Dataset content:
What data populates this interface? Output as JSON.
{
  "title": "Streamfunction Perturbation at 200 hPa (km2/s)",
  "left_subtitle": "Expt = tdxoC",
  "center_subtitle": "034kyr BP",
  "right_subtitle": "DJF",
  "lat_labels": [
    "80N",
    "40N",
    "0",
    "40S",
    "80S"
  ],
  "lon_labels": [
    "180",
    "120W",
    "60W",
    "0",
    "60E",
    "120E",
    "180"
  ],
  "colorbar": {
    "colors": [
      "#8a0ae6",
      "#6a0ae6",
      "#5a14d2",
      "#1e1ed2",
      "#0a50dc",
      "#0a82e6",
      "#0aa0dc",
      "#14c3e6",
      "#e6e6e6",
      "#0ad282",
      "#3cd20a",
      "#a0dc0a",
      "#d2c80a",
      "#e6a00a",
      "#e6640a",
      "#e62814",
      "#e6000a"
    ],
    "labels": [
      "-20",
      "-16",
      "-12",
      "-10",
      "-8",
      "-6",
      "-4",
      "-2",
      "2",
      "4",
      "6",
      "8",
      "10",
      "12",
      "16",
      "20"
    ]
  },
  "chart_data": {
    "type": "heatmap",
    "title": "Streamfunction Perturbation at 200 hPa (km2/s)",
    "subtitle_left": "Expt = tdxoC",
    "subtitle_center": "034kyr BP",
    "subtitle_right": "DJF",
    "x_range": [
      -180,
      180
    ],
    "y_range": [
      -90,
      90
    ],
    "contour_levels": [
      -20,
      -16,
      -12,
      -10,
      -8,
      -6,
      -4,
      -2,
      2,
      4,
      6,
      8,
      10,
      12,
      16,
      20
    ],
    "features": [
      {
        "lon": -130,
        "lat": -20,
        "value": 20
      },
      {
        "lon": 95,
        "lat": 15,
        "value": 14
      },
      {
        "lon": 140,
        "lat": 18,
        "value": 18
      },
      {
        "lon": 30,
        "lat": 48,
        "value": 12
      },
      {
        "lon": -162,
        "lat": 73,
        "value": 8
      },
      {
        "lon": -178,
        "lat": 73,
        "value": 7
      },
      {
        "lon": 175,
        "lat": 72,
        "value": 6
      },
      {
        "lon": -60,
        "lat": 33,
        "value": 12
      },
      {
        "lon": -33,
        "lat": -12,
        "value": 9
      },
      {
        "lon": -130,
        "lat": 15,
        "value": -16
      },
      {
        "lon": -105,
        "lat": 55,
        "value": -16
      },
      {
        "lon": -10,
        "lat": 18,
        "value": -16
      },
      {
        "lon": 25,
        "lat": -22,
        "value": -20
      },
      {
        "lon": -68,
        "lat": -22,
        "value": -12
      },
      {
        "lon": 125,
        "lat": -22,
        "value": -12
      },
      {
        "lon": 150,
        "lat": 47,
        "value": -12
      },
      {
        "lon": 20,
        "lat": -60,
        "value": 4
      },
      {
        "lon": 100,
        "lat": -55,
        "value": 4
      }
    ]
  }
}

Exercise details: Reproduce the data in full, exactly as presented.

Answer:
What data populates this interface? Output as JSON.
{
  "title": "Streamfunction Perturbation at 200 hPa (km2/s)",
  "left_subtitle": "Expt = tdxoC",
  "center_subtitle": "034kyr BP",
  "right_subtitle": "DJF",
  "lat_labels": [
    "80N",
    "40N",
    "0",
    "40S",
    "80S"
  ],
  "lon_labels": [
    "180",
    "120W",
    "60W",
    "0",
    "60E",
    "120E",
    "180"
  ],
  "colorbar": {
    "colors": [
      "#8a0ae6",
      "#6a0ae6",
      "#5a14d2",
      "#1e1ed2",
      "#0a50dc",
      "#0a82e6",
      "#0aa0dc",
      "#14c3e6",
      "#e6e6e6",
      "#0ad282",
      "#3cd20a",
      "#a0dc0a",
      "#d2c80a",
      "#e6a00a",
      "#e6640a",
      "#e62814",
      "#e6000a"
    ],
    "labels": [
      "-20",
      "-16",
      "-12",
      "-10",
      "-8",
      "-6",
      "-4",
      "-2",
      "2",
      "4",
      "6",
      "8",
      "10",
      "12",
      "16",
      "20"
    ]
  },
  "chart_data": {
    "type": "heatmap",
    "title": "Streamfunction Perturbation at 200 hPa (km2/s)",
    "subtitle_left": "Expt = tdxoC",
    "subtitle_center": "034kyr BP",
    "subtitle_right": "DJF",
    "x_range": [
      -180,
      180
    ],
    "y_range": [
      -90,
      90
    ],
    "contour_levels": [
      -20,
      -16,
      -12,
      -10,
      -8,
      -6,
      -4,
      -2,
      2,
      4,
      6,
      8,
      10,
      12,
      16,
      20
    ],
    "features": [
      {
        "lon": -130,
        "lat": -20,
        "value": 20
      },
      {
        "lon": 95,
        "lat": 15,
        "value": 14
      },
      {
        "lon": 140,
        "lat": 18,
        "value": 18
      },
      {
        "lon": 30,
        "lat": 48,
        "value": 12
      },
      {
        "lon": -162,
        "lat": 73,
        "value": 8
      },
      {
        "lon": -178,
        "lat": 73,
        "value": 7
      },
      {
        "lon": 175,
        "lat": 72,
        "value": 6
      },
      {
        "lon": -60,
        "lat": 33,
        "value": 12
      },
      {
        "lon": -33,
        "lat": -12,
        "value": 9
      },
      {
        "lon": -130,
        "lat": 15,
        "value": -16
      },
      {
        "lon": -105,
        "lat": 55,
        "value": -16
      },
      {
        "lon": -10,
        "lat": 18,
        "value": -16
      },
      {
        "lon": 25,
        "lat": -22,
        "value": -20
      },
      {
        "lon": -68,
        "lat": -22,
        "value": -12
      },
      {
        "lon": 125,
        "lat": -22,
        "value": -12
      },
      {
        "lon": 150,
        "lat": 47,
        "value": -12
      },
      {
        "lon": 20,
        "lat": -60,
        "value": 4
      },
      {
        "lon": 100,
        "lat": -55,
        "value": 4
      }
    ]
  }
}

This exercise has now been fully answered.